Problem details:
Please print the full listing exactly.

—————

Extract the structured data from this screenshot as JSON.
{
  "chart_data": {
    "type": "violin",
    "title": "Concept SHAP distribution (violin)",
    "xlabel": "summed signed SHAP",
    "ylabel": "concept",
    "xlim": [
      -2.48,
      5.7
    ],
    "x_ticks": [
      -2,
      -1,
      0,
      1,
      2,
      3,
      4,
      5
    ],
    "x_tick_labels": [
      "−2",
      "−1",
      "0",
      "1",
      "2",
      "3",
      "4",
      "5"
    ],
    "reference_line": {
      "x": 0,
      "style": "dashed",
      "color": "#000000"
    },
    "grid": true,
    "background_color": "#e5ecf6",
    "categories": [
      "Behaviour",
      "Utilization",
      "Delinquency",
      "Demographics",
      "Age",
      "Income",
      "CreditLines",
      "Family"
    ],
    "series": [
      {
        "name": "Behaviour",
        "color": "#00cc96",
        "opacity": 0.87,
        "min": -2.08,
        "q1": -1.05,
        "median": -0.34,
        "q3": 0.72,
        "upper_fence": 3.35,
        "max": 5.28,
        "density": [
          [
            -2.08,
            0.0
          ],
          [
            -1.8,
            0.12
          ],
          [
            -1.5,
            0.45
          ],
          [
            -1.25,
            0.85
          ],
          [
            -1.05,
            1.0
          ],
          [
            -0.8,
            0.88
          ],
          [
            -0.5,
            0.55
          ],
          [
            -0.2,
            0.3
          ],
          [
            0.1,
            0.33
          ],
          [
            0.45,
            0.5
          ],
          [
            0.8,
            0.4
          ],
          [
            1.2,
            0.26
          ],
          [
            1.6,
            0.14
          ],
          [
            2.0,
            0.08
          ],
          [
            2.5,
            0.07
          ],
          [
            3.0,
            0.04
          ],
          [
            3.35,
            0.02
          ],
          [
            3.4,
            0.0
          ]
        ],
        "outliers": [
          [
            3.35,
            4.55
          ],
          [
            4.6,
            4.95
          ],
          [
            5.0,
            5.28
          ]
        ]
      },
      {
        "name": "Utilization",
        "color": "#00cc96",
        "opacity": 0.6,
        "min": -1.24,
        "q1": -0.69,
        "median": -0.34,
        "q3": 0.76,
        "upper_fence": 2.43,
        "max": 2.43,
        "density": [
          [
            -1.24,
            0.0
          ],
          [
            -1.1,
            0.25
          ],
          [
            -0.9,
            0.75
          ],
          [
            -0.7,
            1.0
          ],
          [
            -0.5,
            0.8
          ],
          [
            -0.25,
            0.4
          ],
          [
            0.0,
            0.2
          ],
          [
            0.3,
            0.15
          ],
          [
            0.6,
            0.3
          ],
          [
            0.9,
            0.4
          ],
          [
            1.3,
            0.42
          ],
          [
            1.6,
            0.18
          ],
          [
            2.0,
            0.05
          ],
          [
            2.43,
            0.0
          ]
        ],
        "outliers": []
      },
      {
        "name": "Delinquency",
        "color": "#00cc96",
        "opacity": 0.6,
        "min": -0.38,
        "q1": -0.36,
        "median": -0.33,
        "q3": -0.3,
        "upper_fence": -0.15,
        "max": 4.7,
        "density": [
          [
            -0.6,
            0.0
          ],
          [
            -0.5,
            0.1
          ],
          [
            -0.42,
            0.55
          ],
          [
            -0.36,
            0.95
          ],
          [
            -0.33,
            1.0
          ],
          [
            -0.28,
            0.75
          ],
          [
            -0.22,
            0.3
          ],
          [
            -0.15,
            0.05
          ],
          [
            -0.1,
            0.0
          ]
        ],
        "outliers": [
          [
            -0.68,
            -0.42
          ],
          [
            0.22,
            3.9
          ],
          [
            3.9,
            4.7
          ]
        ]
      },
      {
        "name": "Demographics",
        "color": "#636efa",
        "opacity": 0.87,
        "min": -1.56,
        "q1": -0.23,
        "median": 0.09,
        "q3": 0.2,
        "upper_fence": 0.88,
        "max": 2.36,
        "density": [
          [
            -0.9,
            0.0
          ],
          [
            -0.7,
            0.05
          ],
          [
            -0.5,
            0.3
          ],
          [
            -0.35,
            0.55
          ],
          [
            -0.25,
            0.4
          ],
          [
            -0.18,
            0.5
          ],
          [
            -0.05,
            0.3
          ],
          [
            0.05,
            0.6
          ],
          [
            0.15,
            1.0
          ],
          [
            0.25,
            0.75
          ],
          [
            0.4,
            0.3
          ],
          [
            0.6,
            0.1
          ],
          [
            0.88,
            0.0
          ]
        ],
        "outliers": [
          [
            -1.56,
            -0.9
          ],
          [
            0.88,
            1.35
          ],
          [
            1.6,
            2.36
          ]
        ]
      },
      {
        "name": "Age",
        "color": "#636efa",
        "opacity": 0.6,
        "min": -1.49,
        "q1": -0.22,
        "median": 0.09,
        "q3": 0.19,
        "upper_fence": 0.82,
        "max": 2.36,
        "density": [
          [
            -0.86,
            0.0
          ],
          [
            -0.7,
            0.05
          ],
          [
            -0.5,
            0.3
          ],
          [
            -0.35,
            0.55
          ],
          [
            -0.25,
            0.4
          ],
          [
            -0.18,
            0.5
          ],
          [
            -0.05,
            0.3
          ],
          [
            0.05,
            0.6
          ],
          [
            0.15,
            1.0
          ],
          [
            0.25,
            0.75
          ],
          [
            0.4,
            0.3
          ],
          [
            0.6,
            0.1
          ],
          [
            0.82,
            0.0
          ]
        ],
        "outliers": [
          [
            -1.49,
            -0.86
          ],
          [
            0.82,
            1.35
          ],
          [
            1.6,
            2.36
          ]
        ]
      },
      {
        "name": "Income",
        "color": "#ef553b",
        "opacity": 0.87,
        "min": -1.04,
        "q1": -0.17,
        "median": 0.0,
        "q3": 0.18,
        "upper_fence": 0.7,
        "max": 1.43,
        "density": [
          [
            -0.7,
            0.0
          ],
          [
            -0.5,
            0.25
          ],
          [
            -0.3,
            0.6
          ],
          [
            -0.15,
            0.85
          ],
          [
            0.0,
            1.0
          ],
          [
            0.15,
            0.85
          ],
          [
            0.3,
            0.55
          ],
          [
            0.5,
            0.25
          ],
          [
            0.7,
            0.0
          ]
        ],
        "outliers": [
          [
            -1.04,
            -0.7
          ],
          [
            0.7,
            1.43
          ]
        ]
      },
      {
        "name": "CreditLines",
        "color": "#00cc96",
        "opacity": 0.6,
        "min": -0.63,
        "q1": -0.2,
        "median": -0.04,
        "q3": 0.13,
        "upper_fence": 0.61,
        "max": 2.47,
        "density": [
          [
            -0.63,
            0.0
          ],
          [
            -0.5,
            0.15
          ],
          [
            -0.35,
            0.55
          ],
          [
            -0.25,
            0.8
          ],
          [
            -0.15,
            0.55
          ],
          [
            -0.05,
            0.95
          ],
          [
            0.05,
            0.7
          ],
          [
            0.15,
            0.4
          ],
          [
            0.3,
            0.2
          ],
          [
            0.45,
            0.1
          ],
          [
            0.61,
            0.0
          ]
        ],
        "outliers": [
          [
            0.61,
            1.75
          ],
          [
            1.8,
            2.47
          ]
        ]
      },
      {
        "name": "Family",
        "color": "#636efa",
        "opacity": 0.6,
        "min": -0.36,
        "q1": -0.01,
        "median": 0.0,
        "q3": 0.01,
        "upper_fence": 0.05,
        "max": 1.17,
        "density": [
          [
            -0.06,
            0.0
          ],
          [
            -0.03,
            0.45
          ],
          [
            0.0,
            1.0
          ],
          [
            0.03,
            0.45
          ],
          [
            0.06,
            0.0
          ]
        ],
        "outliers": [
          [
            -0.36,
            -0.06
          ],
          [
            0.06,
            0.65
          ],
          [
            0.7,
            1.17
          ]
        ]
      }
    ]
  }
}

—————

Finished exercise:
Extract the structured data from this screenshot as JSON.
{
  "chart_data": {
    "type": "violin",
    "title": "Concept SHAP distribution (violin)",
    "xlabel": "summed signed SHAP",
    "ylabel": "concept",
    "xlim": [
      -2.48,
      5.7
    ],
    "x_ticks": [
      -2,
      -1,
      0,
      1,
      2,
      3,
      4,
      5
    ],
    "x_tick_labels": [
      "−2",
      "−1",
      "0",
      "1",
      "2",
      "3",
      "4",
      "5"
    ],
    "reference_line": {
      "x": 0,
      "style": "dashed",
      "color": "#000000"
    },
    "grid": true,
    "background_color": "#e5ecf6",
    "categories": [
      "Behaviour",
      "Utilization",
      "Delinquency",
      "Demographics",
      "Age",
      "Income",
      "CreditLines",
      "Family"
    ],
    "series": [
      {
        "name": "Behaviour",
        "color": "#00cc96",
        "opacity": 0.87,
        "min": -2.08,
        "q1": -1.05,
        "median": -0.34,
        "q3": 0.72,
        "upper_fence": 3.35,
        "max": 5.28,
        "density": [
          [
            -2.08,
            0.0
          ],
          [
            -1.8,
            0.12
          ],
          [
            -1.5,
            0.45
          ],
          [
            -1.25,
            0.85
          ],
          [
            -1.05,
            1.0
          ],
          [
            -0.8,
            0.88
          ],
          [
            -0.5,
            0.55
          ],
          [
            -0.2,
            0.3
          ],
          [
            0.1,
            0.33
          ],
          [
            0.45,
            0.5
          ],
          [
            0.8,
            0.4
          ],
          [
            1.2,
            0.26
          ],
          [
            1.6,
            0.14
          ],
          [
            2.0,
            0.08
          ],
          [
            2.5,
            0.07
          ],
          [
            3.0,
            0.04
          ],
          [
            3.35,
            0.02
          ],
          [
            3.4,
            0.0
          ]
        ],
        "outliers": [
          [
            3.35,
            4.55
          ],
          [
            4.6,
            4.95
          ],
          [
            5.0,
            5.28
          ]
        ]
      },
      {
        "name": "Utilization",
        "color": "#00cc96",
        "opacity": 0.6,
        "min": -1.24,
        "q1": -0.69,
        "median": -0.34,
        "q3": 0.76,
        "upper_fence": 2.43,
        "max": 2.43,
        "density": [
          [
            -1.24,
            0.0
          ],
          [
            -1.1,
            0.25
          ],
          [
            -0.9,
            0.75
          ],
          [
            -0.7,
            1.0
          ],
          [
            -0.5,
            0.8
          ],
          [
            -0.25,
            0.4
          ],
          [
            0.0,
            0.2
          ],
          [
            0.3,
            0.15
          ],
          [
            0.6,
            0.3
          ],
          [
            0.9,
            0.4
          ],
          [
            1.3,
            0.42
          ],
          [
            1.6,
            0.18
          ],
          [
            2.0,
            0.05
          ],
          [
            2.43,
            0.0
          ]
        ],
        "outliers": []
      },
      {
        "name": "Delinquency",
        "color": "#00cc96",
        "opacity": 0.6,
        "min": -0.38,
        "q1": -0.36,
        "median": -0.33,
        "q3": -0.3,
        "upper_fence": -0.15,
        "max": 4.7,
        "density": [
          [
            -0.6,
            0.0
          ],
          [
            -0.5,
            0.1
          ],
          [
            -0.42,
            0.55
          ],
          [
            -0.36,
            0.95
          ],
          [
            -0.33,
            1.0
          ],
          [
            -0.28,
            0.75
          ],
          [
            -0.22,
            0.3
          ],
          [
            -0.15,
            0.05
          ],
          [
            -0.1,
            0.0
          ]
        ],
        "outliers": [
          [
            -0.68,
            -0.42
          ],
          [
            0.22,
            3.9
          ],
          [
            3.9,
            4.7
          ]
        ]
      },
      {
        "name": "Demographics",
        "color": "#636efa",
        "opacity": 0.87,
        "min": -1.56,
        "q1": -0.23,
        "median": 0.09,
        "q3": 0.2,
        "upper_fence": 0.88,
        "max": 2.36,
        "density": [
          [
            -0.9,
            0.0
          ],
          [
            -0.7,
            0.05
          ],
          [
            -0.5,
            0.3
          ],
          [
            -0.35,
            0.55
          ],
          [
            -0.25,
            0.4
          ],
          [
            -0.18,
            0.5
          ],
          [
            -0.05,
            0.3
          ],
          [
            0.05,
            0.6
          ],
          [
            0.15,
            1.0
          ],
          [
            0.25,
            0.75
          ],
          [
            0.4,
            0.3
          ],
          [
            0.6,
            0.1
          ],
          [
            0.88,
            0.0
          ]
        ],
        "outliers": [
          [
            -1.56,
            -0.9
          ],
          [
            0.88,
            1.35
          ],
          [
            1.6,
            2.36
          ]
        ]
      },
      {
        "name": "Age",
        "color": "#636efa",
        "opacity": 0.6,
        "min": -1.49,
        "q1": -0.22,
        "median": 0.09,
        "q3": 0.19,
        "upper_fence": 0.82,
        "max": 2.36,
        "density": [
          [
            -0.86,
            0.0
          ],
          [
            -0.7,
            0.05
          ],
          [
            -0.5,
            0.3
          ],
          [
            -0.35,
            0.55
          ],
          [
            -0.25,
            0.4
          ],
          [
            -0.18,
            0.5
          ],
          [
            -0.05,
            0.3
          ],
          [
            0.05,
            0.6
          ],
          [
            0.15,
            1.0
          ],
          [
            0.25,
            0.75
          ],
          [
            0.4,
            0.3
          ],
          [
            0.6,
            0.1
          ],
          [
            0.82,
            0.0
          ]
        ],
        "outliers": [
          [
            -1.49,
            -0.86
          ],
          [
            0.82,
            1.35
          ],
          [
            1.6,
            2.36
          ]
        ]
      },
      {
        "name": "Income",
        "color": "#ef553b",
        "opacity": 0.87,
        "min": -1.04,
        "q1": -0.17,
        "median": 0.0,
        "q3": 0.18,
        "upper_fence": 0.7,
        "max": 1.43,
        "density": [
          [
            -0.7,
            0.0
          ],
          [
            -0.5,
            0.25
          ],
          [
            -0.3,
            0.6
          ],
          [
            -0.15,
            0.85
          ],
          [
            0.0,
            1.0
          ],
          [
            0.15,
            0.85
          ],
          [
            0.3,
            0.55
          ],
          [
            0.5,
            0.25
          ],
          [
            0.7,
            0.0
          ]
        ],
        "outliers": [
          [
            -1.04,
            -0.7
          ],
          [
            0.7,
            1.43
          ]
        ]
      },
      {
        "name": "CreditLines",
        "color": "#00cc96",
        "opacity": 0.6,
        "min": -0.63,
        "q1": -0.2,
        "median": -0.04,
        "q3": 0.13,
        "upper_fence": 0.61,
        "max": 2.47,
        "density": [
          [
            -0.63,
            0.0
          ],
          [
            -0.5,
            0.15
          ],
          [
            -0.35,
            0.55
          ],
          [
            -0.25,
            0.8
          ],
          [
            -0.15,
            0.55
          ],
          [
            -0.05,
            0.95
          ],
          [
            0.05,
            0.7
          ],
          [
            0.15,
            0.4
          ],
          [
            0.3,
            0.2
          ],
          [
            0.45,
            0.1
          ],
          [
            0.61,
            0.0
          ]
        ],
        "outliers": [
          [
            0.61,
            1.75
          ],
          [
            1.8,
            2.47
          ]
        ]
      },
      {
        "name": "Family",
        "color": "#636efa",
        "opacity": 0.6,
        "min": -0.36,
        "q1": -0.01,
        "median": 0.0,
        "q3": 0.01,
        "upper_fence": 0.05,
        "max": 1.17,
        "density": [
          [
            -0.06,
            0.0
          ],
          [
            -0.03,
            0.45
          ],
          [
            0.0,
            1.0
          ],
          [
            0.03,
            0.45
          ],
          [
            0.06,
            0.0
          ]
        ],
        "outliers": [
          [
            -0.36,
            -0.06
          ],
          [
            0.06,
            0.65
          ],
          [
            0.7,
            1.17
          ]
        ]
      }
    ]
  }
}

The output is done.